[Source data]

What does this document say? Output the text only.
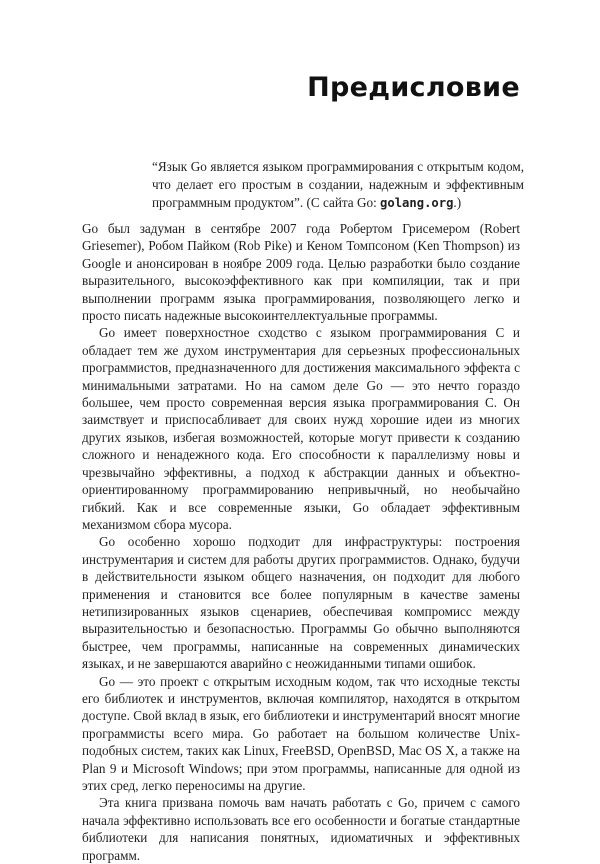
Предисловие

“Язык Go является языком программирования с открытым кодом, что делает его простым в создании, надежным и эффективным программным продуктом”. (С сайта Go: golang.org.)

Go был задуман в сентябре 2007 года Робертом Грисемером (Robert Griesemer), Робом Пайком (Rob Pike) и Кеном Томпсоном (Ken Thompson) из Google и анонсирован в ноябре 2009 года. Целью разработки было создание выразительного, высокоэффективного как при компиляции, так и при выполнении программ языка программирования, позволяющего легко и просто писать надежные высокоинтеллектуальные программы.

Go имеет поверхностное сходство с языком программирования C и обладает тем же духом инструментария для серьезных профессиональных программистов, предназначенного для достижения максимального эффекта с минимальными затратами. Но на самом деле Go — это нечто гораздо большее, чем просто современная версия языка программирования C. Он заимствует и приспосабливает для своих нужд хорошие идеи из многих других языков, избегая возможностей, которые могут привести к созданию сложного и ненадежного кода. Его способности к параллелизму новы и чрезвычайно эффективны, а подход к абстракции данных и объектно-ориентированному программированию непривычный, но необычайно гибкий. Как и все современные языки, Go обладает эффективным механизмом сбора мусора.

Go особенно хорошо подходит для инфраструктуры: построения инструментария и систем для работы других программистов. Однако, будучи в действительности языком общего назначения, он подходит для любого применения и становится все более популярным в качестве замены нетипизированных языков сценариев, обеспечивая компромисс между выразительностью и безопасностью. Программы Go обычно выполняются быстрее, чем программы, написанные на современных динамических языках, и не завершаются аварийно с неожиданными типами ошибок.

Go — это проект с открытым исходным кодом, так что исходные тексты его библиотек и инструментов, включая компилятор, находятся в открытом доступе. Свой вклад в язык, его библиотеки и инструментарий вносят многие программисты всего мира. Go работает на большом количестве Unix-подобных систем, таких как Linux, FreeBSD, OpenBSD, Mac OS X, а также на Plan 9 и Microsoft Windows; при этом программы, написанные для одной из этих сред, легко переносимы на другие.

Эта книга призвана помочь вам начать работать с Go, причем с самого начала эффективно использовать все его особенности и богатые стандартные библиотеки для написания понятных, идиоматичных и эффективных программ.
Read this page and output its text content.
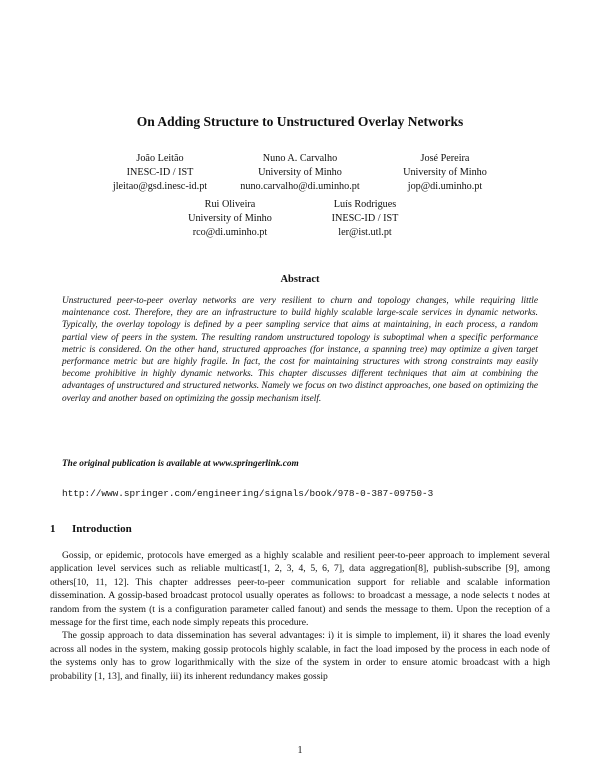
On Adding Structure to Unstructured Overlay Networks
João Leitão
INESC-ID / IST
jleitao@gsd.inesc-id.pt
Nuno A. Carvalho
University of Minho
nuno.carvalho@di.uminho.pt
José Pereira
University of Minho
jop@di.uminho.pt
Rui Oliveira
University of Minho
rco@di.uminho.pt
Luís Rodrigues
INESC-ID / IST
ler@ist.utl.pt
Abstract
Unstructured peer-to-peer overlay networks are very resilient to churn and topology changes, while requiring little maintenance cost. Therefore, they are an infrastructure to build highly scalable large-scale services in dynamic networks. Typically, the overlay topology is defined by a peer sampling service that aims at maintaining, in each process, a random partial view of peers in the system. The resulting random unstructured topology is suboptimal when a specific performance metric is considered. On the other hand, structured approaches (for instance, a spanning tree) may optimize a given target performance metric but are highly fragile. In fact, the cost for maintaining structures with strong constraints may easily become prohibitive in highly dynamic networks. This chapter discusses different techniques that aim at combining the advantages of unstructured and structured networks. Namely we focus on two distinct approaches, one based on optimizing the overlay and another based on optimizing the gossip mechanism itself.
The original publication is available at www.springerlink.com
http://www.springer.com/engineering/signals/book/978-0-387-09750-3
1 Introduction

Gossip, or epidemic, protocols have emerged as a highly scalable and resilient peer-to-peer approach to implement several application level services such as reliable multicast[1, 2, 3, 4, 5, 6, 7], data aggregation[8], publish-subscribe [9], among others[10, 11, 12]. This chapter addresses peer-to-peer communication support for reliable and scalable information dissemination. A gossip-based broadcast protocol usually operates as follows: to broadcast a message, a node selects t nodes at random from the system (t is a configuration parameter called fanout) and sends the message to them. Upon the reception of a message for the first time, each node simply repeats this procedure.

The gossip approach to data dissemination has several advantages: i) it is simple to implement, ii) it shares the load evenly across all nodes in the system, making gossip protocols highly scalable, in fact the load imposed by the process in each node of the systems only has to grow logarithmically with the size of the system in order to ensure atomic broadcast with a high probability [1, 13], and finally, iii) its inherent redundancy makes gossip

1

* SET PROBLEM: Without the pictures, extract every entry verbatim.

* FULL OUTPUT:
What does this document say? Output the text only.
Предисловие

“Язык Go является языком программирования с открытым кодом, что делает его простым в создании, надежным и эффективным программным продуктом”. (С сайта Go: golang.org.)

Go был задуман в сентябре 2007 года Робертом Грисемером (Robert Griesemer), Робом Пайком (Rob Pike) и Кеном Томпсоном (Ken Thompson) из Google и анонсирован в ноябре 2009 года. Целью разработки было создание выразительного, высокоэффективного как при компиляции, так и при выполнении программ языка программирования, позволяющего легко и просто писать надежные высокоинтеллектуальные программы.

Go имеет поверхностное сходство с языком программирования C и обладает тем же духом инструментария для серьезных профессиональных программистов, предназначенного для достижения максимального эффекта с минимальными затратами. Но на самом деле Go — это нечто гораздо большее, чем просто современная версия языка программирования C. Он заимствует и приспосабливает для своих нужд хорошие идеи из многих других языков, избегая возможностей, которые могут привести к созданию сложного и ненадежного кода. Его способности к параллелизму новы и чрезвычайно эффективны, а подход к абстракции данных и объектно-ориентированному программированию непривычный, но необычайно гибкий. Как и все современные языки, Go обладает эффективным механизмом сбора мусора.

Go особенно хорошо подходит для инфраструктуры: построения инструментария и систем для работы других программистов. Однако, будучи в действительности языком общего назначения, он подходит для любого применения и становится все более популярным в качестве замены нетипизированных языков сценариев, обеспечивая компромисс между выразительностью и безопасностью. Программы Go обычно выполняются быстрее, чем программы, написанные на современных динамических языках, и не завершаются аварийно с неожиданными типами ошибок.

Go — это проект с открытым исходным кодом, так что исходные тексты его библиотек и инструментов, включая компилятор, находятся в открытом доступе. Свой вклад в язык, его библиотеки и инструментарий вносят многие программисты всего мира. Go работает на большом количестве Unix-подобных систем, таких как Linux, FreeBSD, OpenBSD, Mac OS X, а также на Plan 9 и Microsoft Windows; при этом программы, написанные для одной из этих сред, легко переносимы на другие.

Эта книга призвана помочь вам начать работать с Go, причем с самого начала эффективно использовать все его особенности и богатые стандартные библиотеки для написания понятных, идиоматичных и эффективных программ.
Read this page and output its text content.
On Adding Structure to Unstructured Overlay Networks
João Leitão
INESC-ID / IST
jleitao@gsd.inesc-id.pt
Nuno A. Carvalho
University of Minho
nuno.carvalho@di.uminho.pt
José Pereira
University of Minho
jop@di.uminho.pt
Rui Oliveira
University of Minho
rco@di.uminho.pt
Luís Rodrigues
INESC-ID / IST
ler@ist.utl.pt
Abstract
Unstructured peer-to-peer overlay networks are very resilient to churn and topology changes, while requiring little maintenance cost. Therefore, they are an infrastructure to build highly scalable large-scale services in dynamic networks. Typically, the overlay topology is defined by a peer sampling service that aims at maintaining, in each process, a random partial view of peers in the system. The resulting random unstructured topology is suboptimal when a specific performance metric is considered. On the other hand, structured approaches (for instance, a spanning tree) may optimize a given target performance metric but are highly fragile. In fact, the cost for maintaining structures with strong constraints may easily become prohibitive in highly dynamic networks. This chapter discusses different techniques that aim at combining the advantages of unstructured and structured networks. Namely we focus on two distinct approaches, one based on optimizing the overlay and another based on optimizing the gossip mechanism itself.
The original publication is available at www.springerlink.com
http://www.springer.com/engineering/signals/book/978-0-387-09750-3
1 Introduction

Gossip, or epidemic, protocols have emerged as a highly scalable and resilient peer-to-peer approach to implement several application level services such as reliable multicast[1, 2, 3, 4, 5, 6, 7], data aggregation[8], publish-subscribe [9], among others[10, 11, 12]. This chapter addresses peer-to-peer communication support for reliable and scalable information dissemination. A gossip-based broadcast protocol usually operates as follows: to broadcast a message, a node selects t nodes at random from the system (t is a configuration parameter called fanout) and sends the message to them. Upon the reception of a message for the first time, each node simply repeats this procedure.

The gossip approach to data dissemination has several advantages: i) it is simple to implement, ii) it shares the load evenly across all nodes in the system, making gossip protocols highly scalable, in fact the load imposed by the process in each node of the systems only has to grow logarithmically with the size of the system in order to ensure atomic broadcast with a high probability [1, 13], and finally, iii) its inherent redundancy makes gossip

1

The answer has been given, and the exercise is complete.